──────── The records
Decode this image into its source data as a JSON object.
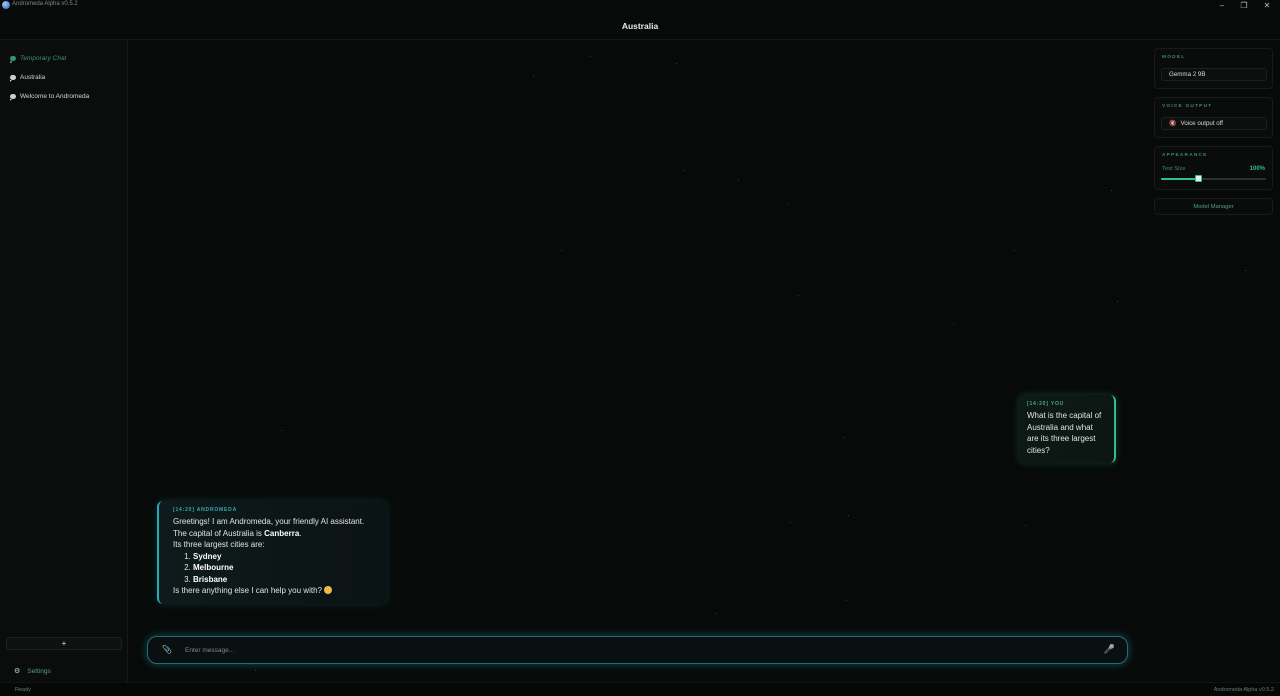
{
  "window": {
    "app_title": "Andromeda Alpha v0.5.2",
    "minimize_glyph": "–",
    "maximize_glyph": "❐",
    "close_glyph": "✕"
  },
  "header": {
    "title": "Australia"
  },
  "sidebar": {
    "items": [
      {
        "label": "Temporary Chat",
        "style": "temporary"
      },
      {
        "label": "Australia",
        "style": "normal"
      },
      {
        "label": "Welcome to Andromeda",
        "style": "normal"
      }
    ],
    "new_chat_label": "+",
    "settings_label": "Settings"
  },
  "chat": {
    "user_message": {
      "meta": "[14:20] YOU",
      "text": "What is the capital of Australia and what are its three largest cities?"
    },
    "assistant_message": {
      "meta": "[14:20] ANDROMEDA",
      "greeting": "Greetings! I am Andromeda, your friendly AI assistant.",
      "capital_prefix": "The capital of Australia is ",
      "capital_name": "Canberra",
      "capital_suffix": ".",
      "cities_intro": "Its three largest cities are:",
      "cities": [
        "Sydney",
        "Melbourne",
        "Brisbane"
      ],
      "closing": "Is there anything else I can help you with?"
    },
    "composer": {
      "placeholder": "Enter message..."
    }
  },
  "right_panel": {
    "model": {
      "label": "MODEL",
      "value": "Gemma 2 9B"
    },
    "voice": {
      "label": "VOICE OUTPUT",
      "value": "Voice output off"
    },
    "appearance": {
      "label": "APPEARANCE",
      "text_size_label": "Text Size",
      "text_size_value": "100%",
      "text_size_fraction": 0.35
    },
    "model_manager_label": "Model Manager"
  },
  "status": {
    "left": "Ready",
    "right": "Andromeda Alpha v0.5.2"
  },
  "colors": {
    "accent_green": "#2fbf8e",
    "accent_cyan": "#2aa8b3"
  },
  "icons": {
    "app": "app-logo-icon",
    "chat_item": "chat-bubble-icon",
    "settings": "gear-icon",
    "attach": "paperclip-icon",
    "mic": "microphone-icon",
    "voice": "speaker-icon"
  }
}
────────────────
▸ **Given exercise**
Your job is to transcribe the entries above exactly; skip the pictures.

▸ **The reply**
Decode this image into its source data as a JSON object.
{
  "window": {
    "app_title": "Andromeda Alpha v0.5.2",
    "minimize_glyph": "–",
    "maximize_glyph": "❐",
    "close_glyph": "✕"
  },
  "header": {
    "title": "Australia"
  },
  "sidebar": {
    "items": [
      {
        "label": "Temporary Chat",
        "style": "temporary"
      },
      {
        "label": "Australia",
        "style": "normal"
      },
      {
        "label": "Welcome to Andromeda",
        "style": "normal"
      }
    ],
    "new_chat_label": "+",
    "settings_label": "Settings"
  },
  "chat": {
    "user_message": {
      "meta": "[14:20] YOU",
      "text": "What is the capital of Australia and what are its three largest cities?"
    },
    "assistant_message": {
      "meta": "[14:20] ANDROMEDA",
      "greeting": "Greetings! I am Andromeda, your friendly AI assistant.",
      "capital_prefix": "The capital of Australia is ",
      "capital_name": "Canberra",
      "capital_suffix": ".",
      "cities_intro": "Its three largest cities are:",
      "cities": [
        "Sydney",
        "Melbourne",
        "Brisbane"
      ],
      "closing": "Is there anything else I can help you with?"
    },
    "composer": {
      "placeholder": "Enter message..."
    }
  },
  "right_panel": {
    "model": {
      "label": "MODEL",
      "value": "Gemma 2 9B"
    },
    "voice": {
      "label": "VOICE OUTPUT",
      "value": "Voice output off"
    },
    "appearance": {
      "label": "APPEARANCE",
      "text_size_label": "Text Size",
      "text_size_value": "100%",
      "text_size_fraction": 0.35
    },
    "model_manager_label": "Model Manager"
  },
  "status": {
    "left": "Ready",
    "right": "Andromeda Alpha v0.5.2"
  },
  "colors": {
    "accent_green": "#2fbf8e",
    "accent_cyan": "#2aa8b3"
  },
  "icons": {
    "app": "app-logo-icon",
    "chat_item": "chat-bubble-icon",
    "settings": "gear-icon",
    "attach": "paperclip-icon",
    "mic": "microphone-icon",
    "voice": "speaker-icon"
  }
}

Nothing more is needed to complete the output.